Exercise directions: Extract all data as written.

Information supplied:
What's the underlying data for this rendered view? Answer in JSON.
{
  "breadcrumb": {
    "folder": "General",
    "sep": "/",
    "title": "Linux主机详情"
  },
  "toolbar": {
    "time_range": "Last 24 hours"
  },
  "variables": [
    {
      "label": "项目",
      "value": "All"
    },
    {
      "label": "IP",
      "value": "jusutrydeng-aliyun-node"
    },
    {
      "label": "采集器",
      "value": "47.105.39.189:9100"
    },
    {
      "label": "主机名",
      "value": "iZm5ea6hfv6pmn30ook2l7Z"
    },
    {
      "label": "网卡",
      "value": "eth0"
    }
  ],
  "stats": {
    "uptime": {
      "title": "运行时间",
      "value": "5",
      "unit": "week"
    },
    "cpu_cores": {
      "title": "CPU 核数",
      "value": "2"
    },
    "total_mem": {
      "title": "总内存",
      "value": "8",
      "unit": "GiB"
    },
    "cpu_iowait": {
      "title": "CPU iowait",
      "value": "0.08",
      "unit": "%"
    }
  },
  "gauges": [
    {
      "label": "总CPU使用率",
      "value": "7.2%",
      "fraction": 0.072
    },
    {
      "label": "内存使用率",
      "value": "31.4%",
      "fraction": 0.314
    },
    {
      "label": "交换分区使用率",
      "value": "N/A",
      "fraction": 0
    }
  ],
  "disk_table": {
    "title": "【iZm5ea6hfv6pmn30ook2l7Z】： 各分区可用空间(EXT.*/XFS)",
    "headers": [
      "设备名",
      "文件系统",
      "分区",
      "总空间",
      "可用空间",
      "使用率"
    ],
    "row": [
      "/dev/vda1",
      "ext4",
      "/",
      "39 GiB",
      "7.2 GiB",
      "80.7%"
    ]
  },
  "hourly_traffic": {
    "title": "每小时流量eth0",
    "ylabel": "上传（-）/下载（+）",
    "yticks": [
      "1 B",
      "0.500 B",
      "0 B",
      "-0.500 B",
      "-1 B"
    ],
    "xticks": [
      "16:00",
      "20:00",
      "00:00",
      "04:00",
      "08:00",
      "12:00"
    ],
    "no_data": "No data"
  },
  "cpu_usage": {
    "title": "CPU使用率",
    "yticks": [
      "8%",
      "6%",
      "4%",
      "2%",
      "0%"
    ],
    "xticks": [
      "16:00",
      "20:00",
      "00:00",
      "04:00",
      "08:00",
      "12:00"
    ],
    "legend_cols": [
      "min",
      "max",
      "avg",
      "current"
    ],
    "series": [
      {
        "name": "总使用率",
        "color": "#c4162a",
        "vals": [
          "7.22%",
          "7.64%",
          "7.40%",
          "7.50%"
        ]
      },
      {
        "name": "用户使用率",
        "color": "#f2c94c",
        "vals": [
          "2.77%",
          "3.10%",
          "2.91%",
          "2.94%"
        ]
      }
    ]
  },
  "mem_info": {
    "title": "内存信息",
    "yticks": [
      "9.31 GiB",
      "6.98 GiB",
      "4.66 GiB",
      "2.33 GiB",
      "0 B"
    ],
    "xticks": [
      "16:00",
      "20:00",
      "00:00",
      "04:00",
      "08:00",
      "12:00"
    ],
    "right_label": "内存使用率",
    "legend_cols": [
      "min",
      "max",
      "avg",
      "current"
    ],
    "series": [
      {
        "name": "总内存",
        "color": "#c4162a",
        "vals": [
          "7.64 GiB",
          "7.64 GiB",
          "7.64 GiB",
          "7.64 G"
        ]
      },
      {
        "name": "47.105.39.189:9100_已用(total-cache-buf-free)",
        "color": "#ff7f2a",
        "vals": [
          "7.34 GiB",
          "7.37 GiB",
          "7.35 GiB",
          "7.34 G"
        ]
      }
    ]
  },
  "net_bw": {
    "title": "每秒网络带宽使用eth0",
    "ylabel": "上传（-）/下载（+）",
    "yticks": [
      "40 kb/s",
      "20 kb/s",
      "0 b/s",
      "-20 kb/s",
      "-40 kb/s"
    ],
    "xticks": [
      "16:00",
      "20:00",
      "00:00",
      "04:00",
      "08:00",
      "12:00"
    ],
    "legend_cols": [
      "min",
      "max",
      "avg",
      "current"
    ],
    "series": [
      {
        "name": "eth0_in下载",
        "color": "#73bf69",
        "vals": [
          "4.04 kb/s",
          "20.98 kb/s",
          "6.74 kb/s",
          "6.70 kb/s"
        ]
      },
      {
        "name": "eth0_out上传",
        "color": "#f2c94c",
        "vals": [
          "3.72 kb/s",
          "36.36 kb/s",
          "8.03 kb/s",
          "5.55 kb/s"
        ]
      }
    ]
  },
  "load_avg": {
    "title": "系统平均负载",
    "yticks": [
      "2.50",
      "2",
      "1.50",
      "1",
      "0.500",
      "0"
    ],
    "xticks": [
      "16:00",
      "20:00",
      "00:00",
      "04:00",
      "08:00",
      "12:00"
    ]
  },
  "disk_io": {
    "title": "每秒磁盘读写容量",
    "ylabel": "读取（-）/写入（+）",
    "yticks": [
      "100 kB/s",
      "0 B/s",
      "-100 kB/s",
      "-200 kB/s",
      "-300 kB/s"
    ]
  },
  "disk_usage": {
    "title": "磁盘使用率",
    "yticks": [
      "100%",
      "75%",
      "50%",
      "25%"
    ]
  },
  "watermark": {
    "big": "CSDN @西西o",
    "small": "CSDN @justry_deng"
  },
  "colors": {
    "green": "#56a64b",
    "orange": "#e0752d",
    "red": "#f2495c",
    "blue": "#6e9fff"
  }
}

Full answer:
What's the underlying data for this rendered view? Answer in JSON.
{
  "breadcrumb": {
    "folder": "General",
    "sep": "/",
    "title": "Linux主机详情"
  },
  "toolbar": {
    "time_range": "Last 24 hours"
  },
  "variables": [
    {
      "label": "项目",
      "value": "All"
    },
    {
      "label": "IP",
      "value": "jusutrydeng-aliyun-node"
    },
    {
      "label": "采集器",
      "value": "47.105.39.189:9100"
    },
    {
      "label": "主机名",
      "value": "iZm5ea6hfv6pmn30ook2l7Z"
    },
    {
      "label": "网卡",
      "value": "eth0"
    }
  ],
  "stats": {
    "uptime": {
      "title": "运行时间",
      "value": "5",
      "unit": "week"
    },
    "cpu_cores": {
      "title": "CPU 核数",
      "value": "2"
    },
    "total_mem": {
      "title": "总内存",
      "value": "8",
      "unit": "GiB"
    },
    "cpu_iowait": {
      "title": "CPU iowait",
      "value": "0.08",
      "unit": "%"
    }
  },
  "gauges": [
    {
      "label": "总CPU使用率",
      "value": "7.2%",
      "fraction": 0.072
    },
    {
      "label": "内存使用率",
      "value": "31.4%",
      "fraction": 0.314
    },
    {
      "label": "交换分区使用率",
      "value": "N/A",
      "fraction": 0
    }
  ],
  "disk_table": {
    "title": "【iZm5ea6hfv6pmn30ook2l7Z】： 各分区可用空间(EXT.*/XFS)",
    "headers": [
      "设备名",
      "文件系统",
      "分区",
      "总空间",
      "可用空间",
      "使用率"
    ],
    "row": [
      "/dev/vda1",
      "ext4",
      "/",
      "39 GiB",
      "7.2 GiB",
      "80.7%"
    ]
  },
  "hourly_traffic": {
    "title": "每小时流量eth0",
    "ylabel": "上传（-）/下载（+）",
    "yticks": [
      "1 B",
      "0.500 B",
      "0 B",
      "-0.500 B",
      "-1 B"
    ],
    "xticks": [
      "16:00",
      "20:00",
      "00:00",
      "04:00",
      "08:00",
      "12:00"
    ],
    "no_data": "No data"
  },
  "cpu_usage": {
    "title": "CPU使用率",
    "yticks": [
      "8%",
      "6%",
      "4%",
      "2%",
      "0%"
    ],
    "xticks": [
      "16:00",
      "20:00",
      "00:00",
      "04:00",
      "08:00",
      "12:00"
    ],
    "legend_cols": [
      "min",
      "max",
      "avg",
      "current"
    ],
    "series": [
      {
        "name": "总使用率",
        "color": "#c4162a",
        "vals": [
          "7.22%",
          "7.64%",
          "7.40%",
          "7.50%"
        ]
      },
      {
        "name": "用户使用率",
        "color": "#f2c94c",
        "vals": [
          "2.77%",
          "3.10%",
          "2.91%",
          "2.94%"
        ]
      }
    ]
  },
  "mem_info": {
    "title": "内存信息",
    "yticks": [
      "9.31 GiB",
      "6.98 GiB",
      "4.66 GiB",
      "2.33 GiB",
      "0 B"
    ],
    "xticks": [
      "16:00",
      "20:00",
      "00:00",
      "04:00",
      "08:00",
      "12:00"
    ],
    "right_label": "内存使用率",
    "legend_cols": [
      "min",
      "max",
      "avg",
      "current"
    ],
    "series": [
      {
        "name": "总内存",
        "color": "#c4162a",
        "vals": [
          "7.64 GiB",
          "7.64 GiB",
          "7.64 GiB",
          "7.64 G"
        ]
      },
      {
        "name": "47.105.39.189:9100_已用(total-cache-buf-free)",
        "color": "#ff7f2a",
        "vals": [
          "7.34 GiB",
          "7.37 GiB",
          "7.35 GiB",
          "7.34 G"
        ]
      }
    ]
  },
  "net_bw": {
    "title": "每秒网络带宽使用eth0",
    "ylabel": "上传（-）/下载（+）",
    "yticks": [
      "40 kb/s",
      "20 kb/s",
      "0 b/s",
      "-20 kb/s",
      "-40 kb/s"
    ],
    "xticks": [
      "16:00",
      "20:00",
      "00:00",
      "04:00",
      "08:00",
      "12:00"
    ],
    "legend_cols": [
      "min",
      "max",
      "avg",
      "current"
    ],
    "series": [
      {
        "name": "eth0_in下载",
        "color": "#73bf69",
        "vals": [
          "4.04 kb/s",
          "20.98 kb/s",
          "6.74 kb/s",
          "6.70 kb/s"
        ]
      },
      {
        "name": "eth0_out上传",
        "color": "#f2c94c",
        "vals": [
          "3.72 kb/s",
          "36.36 kb/s",
          "8.03 kb/s",
          "5.55 kb/s"
        ]
      }
    ]
  },
  "load_avg": {
    "title": "系统平均负载",
    "yticks": [
      "2.50",
      "2",
      "1.50",
      "1",
      "0.500",
      "0"
    ],
    "xticks": [
      "16:00",
      "20:00",
      "00:00",
      "04:00",
      "08:00",
      "12:00"
    ]
  },
  "disk_io": {
    "title": "每秒磁盘读写容量",
    "ylabel": "读取（-）/写入（+）",
    "yticks": [
      "100 kB/s",
      "0 B/s",
      "-100 kB/s",
      "-200 kB/s",
      "-300 kB/s"
    ]
  },
  "disk_usage": {
    "title": "磁盘使用率",
    "yticks": [
      "100%",
      "75%",
      "50%",
      "25%"
    ]
  },
  "watermark": {
    "big": "CSDN @西西o",
    "small": "CSDN @justry_deng"
  },
  "colors": {
    "green": "#56a64b",
    "orange": "#e0752d",
    "red": "#f2495c",
    "blue": "#6e9fff"
  }
}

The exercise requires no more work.